_Task_. Locate the word "structured" in the material, then show every line that holds it.

Records from a data collection
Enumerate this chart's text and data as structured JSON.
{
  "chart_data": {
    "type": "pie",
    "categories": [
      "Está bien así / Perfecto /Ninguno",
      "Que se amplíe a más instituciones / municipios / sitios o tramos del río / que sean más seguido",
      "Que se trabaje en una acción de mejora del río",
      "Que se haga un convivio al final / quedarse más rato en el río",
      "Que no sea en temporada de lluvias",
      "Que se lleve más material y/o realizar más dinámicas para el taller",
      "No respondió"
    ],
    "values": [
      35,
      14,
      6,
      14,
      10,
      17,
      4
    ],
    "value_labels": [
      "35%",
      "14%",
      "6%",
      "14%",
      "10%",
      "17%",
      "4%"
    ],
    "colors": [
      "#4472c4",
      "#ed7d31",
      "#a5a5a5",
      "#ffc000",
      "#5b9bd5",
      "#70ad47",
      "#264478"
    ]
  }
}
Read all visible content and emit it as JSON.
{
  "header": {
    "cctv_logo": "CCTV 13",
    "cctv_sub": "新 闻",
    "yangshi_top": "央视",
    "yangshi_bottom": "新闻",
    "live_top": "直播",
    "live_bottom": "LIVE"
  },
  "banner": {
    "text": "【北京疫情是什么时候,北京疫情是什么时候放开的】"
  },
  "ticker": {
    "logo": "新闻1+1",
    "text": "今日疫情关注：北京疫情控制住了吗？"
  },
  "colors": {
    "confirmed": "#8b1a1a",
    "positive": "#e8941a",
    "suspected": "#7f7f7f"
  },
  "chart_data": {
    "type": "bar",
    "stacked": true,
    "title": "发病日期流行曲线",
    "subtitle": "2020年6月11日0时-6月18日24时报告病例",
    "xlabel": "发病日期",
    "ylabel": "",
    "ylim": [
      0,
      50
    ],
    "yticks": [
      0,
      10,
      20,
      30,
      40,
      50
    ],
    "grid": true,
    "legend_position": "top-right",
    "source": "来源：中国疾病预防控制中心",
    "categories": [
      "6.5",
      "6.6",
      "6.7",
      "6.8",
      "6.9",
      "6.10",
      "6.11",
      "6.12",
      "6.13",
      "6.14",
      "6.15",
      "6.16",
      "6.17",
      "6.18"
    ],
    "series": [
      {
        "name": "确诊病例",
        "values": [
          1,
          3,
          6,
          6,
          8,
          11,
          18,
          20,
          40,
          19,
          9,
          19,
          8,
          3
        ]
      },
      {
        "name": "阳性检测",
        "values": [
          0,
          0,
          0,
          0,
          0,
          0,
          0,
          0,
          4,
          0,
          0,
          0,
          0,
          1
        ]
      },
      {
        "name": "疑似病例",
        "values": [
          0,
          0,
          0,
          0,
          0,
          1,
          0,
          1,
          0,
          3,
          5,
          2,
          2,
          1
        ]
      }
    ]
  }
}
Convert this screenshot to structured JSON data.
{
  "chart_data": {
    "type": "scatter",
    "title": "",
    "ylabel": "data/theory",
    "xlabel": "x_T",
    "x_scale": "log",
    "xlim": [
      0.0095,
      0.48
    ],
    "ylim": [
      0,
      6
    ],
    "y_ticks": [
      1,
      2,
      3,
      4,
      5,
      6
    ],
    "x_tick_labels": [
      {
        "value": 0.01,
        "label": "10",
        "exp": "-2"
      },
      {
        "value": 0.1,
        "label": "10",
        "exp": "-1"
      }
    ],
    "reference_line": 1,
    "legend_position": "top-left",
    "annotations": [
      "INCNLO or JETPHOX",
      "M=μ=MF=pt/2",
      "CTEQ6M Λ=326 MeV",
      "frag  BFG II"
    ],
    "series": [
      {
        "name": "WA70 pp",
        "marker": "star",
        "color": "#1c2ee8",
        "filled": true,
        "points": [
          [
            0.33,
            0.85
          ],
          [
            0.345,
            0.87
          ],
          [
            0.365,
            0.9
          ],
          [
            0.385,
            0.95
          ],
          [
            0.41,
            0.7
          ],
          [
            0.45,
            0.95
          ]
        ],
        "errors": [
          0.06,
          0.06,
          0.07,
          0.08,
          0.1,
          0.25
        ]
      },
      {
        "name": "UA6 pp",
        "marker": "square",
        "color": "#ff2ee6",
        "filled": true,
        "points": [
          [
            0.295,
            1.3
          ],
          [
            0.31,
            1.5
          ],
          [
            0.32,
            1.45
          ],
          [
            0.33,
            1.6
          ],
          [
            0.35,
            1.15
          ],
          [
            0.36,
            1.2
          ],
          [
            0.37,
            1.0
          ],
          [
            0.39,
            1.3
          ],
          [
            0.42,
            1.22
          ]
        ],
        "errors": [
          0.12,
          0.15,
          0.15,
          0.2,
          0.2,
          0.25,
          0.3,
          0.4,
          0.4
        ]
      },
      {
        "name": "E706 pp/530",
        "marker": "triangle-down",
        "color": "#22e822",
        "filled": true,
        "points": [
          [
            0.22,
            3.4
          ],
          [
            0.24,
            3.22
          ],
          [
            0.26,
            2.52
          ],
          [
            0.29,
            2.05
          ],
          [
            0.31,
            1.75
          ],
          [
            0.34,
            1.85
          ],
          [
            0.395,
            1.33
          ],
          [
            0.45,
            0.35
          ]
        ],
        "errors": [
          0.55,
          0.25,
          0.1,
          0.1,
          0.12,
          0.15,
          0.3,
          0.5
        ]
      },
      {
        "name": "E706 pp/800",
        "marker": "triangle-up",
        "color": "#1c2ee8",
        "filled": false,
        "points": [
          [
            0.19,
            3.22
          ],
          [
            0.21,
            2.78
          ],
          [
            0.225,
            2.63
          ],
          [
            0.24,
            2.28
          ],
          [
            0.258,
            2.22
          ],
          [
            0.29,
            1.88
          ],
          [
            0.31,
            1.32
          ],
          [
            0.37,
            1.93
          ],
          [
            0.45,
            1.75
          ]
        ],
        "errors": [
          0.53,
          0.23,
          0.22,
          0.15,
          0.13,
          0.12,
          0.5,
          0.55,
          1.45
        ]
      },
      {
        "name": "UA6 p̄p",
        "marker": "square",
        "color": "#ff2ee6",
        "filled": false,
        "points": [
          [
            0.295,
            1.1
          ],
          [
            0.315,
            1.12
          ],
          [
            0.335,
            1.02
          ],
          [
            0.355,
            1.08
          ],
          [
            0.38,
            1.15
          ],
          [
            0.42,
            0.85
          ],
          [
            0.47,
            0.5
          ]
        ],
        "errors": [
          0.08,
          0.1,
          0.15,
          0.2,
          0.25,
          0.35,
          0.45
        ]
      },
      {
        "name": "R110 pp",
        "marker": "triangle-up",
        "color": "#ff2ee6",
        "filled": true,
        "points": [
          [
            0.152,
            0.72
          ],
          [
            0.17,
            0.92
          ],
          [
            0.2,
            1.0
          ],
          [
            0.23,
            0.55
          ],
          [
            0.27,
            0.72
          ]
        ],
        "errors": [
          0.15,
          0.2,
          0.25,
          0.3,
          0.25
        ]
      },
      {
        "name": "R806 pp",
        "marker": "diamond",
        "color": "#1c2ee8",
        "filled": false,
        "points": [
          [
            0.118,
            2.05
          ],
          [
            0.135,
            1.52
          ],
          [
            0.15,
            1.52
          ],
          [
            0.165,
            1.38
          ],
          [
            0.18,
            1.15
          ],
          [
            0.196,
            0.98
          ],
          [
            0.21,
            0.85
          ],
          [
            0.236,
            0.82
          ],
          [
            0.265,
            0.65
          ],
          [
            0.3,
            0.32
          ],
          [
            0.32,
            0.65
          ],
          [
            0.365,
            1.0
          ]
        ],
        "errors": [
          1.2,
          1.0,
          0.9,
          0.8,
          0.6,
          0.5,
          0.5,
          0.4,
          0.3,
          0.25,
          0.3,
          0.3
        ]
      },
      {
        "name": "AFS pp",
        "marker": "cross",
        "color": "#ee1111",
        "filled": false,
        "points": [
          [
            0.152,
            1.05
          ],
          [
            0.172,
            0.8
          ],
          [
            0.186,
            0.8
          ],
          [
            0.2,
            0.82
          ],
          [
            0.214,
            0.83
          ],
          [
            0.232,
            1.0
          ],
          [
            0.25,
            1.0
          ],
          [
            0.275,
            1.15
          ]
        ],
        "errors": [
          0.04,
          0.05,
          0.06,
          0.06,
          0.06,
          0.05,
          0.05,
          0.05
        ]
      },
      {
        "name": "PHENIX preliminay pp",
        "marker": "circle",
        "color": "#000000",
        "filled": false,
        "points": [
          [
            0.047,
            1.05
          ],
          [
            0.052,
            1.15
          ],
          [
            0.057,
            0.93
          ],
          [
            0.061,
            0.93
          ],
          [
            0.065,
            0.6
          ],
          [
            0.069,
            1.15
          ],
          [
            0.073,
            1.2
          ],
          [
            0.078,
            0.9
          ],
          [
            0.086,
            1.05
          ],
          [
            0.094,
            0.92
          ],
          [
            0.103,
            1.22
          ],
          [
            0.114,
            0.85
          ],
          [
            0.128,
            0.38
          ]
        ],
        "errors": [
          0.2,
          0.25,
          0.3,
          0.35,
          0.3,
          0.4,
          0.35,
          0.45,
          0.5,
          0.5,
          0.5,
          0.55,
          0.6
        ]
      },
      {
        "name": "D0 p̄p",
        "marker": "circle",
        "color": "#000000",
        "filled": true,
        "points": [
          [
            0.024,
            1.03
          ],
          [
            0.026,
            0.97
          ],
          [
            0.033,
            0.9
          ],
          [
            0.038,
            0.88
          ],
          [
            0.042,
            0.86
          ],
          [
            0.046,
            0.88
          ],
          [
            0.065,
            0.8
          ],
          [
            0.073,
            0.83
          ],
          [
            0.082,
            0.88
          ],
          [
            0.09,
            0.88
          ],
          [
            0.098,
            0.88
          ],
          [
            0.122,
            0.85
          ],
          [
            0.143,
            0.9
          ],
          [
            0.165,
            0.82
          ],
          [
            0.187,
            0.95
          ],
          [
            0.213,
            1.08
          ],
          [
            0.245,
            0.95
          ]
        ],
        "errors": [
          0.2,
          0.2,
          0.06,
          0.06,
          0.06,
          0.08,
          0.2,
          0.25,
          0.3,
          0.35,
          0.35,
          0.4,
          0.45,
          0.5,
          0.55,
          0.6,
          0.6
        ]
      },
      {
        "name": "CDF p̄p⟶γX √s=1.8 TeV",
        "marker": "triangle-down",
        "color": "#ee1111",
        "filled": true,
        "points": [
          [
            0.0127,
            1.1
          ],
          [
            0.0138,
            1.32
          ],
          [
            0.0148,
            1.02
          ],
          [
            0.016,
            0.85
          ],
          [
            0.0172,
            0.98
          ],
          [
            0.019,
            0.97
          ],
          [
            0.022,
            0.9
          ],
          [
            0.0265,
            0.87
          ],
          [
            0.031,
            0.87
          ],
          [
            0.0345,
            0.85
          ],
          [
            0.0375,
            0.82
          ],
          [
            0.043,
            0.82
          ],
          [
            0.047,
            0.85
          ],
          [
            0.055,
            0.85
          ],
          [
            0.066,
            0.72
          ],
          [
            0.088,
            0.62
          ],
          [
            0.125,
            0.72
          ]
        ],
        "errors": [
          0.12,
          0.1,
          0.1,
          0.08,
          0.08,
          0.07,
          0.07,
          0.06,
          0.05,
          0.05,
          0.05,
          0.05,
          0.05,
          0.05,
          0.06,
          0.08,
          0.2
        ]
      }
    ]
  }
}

_Finished task_.
Enumerate this chart's text and data as structured JSON.
Convert this screenshot to structured JSON data.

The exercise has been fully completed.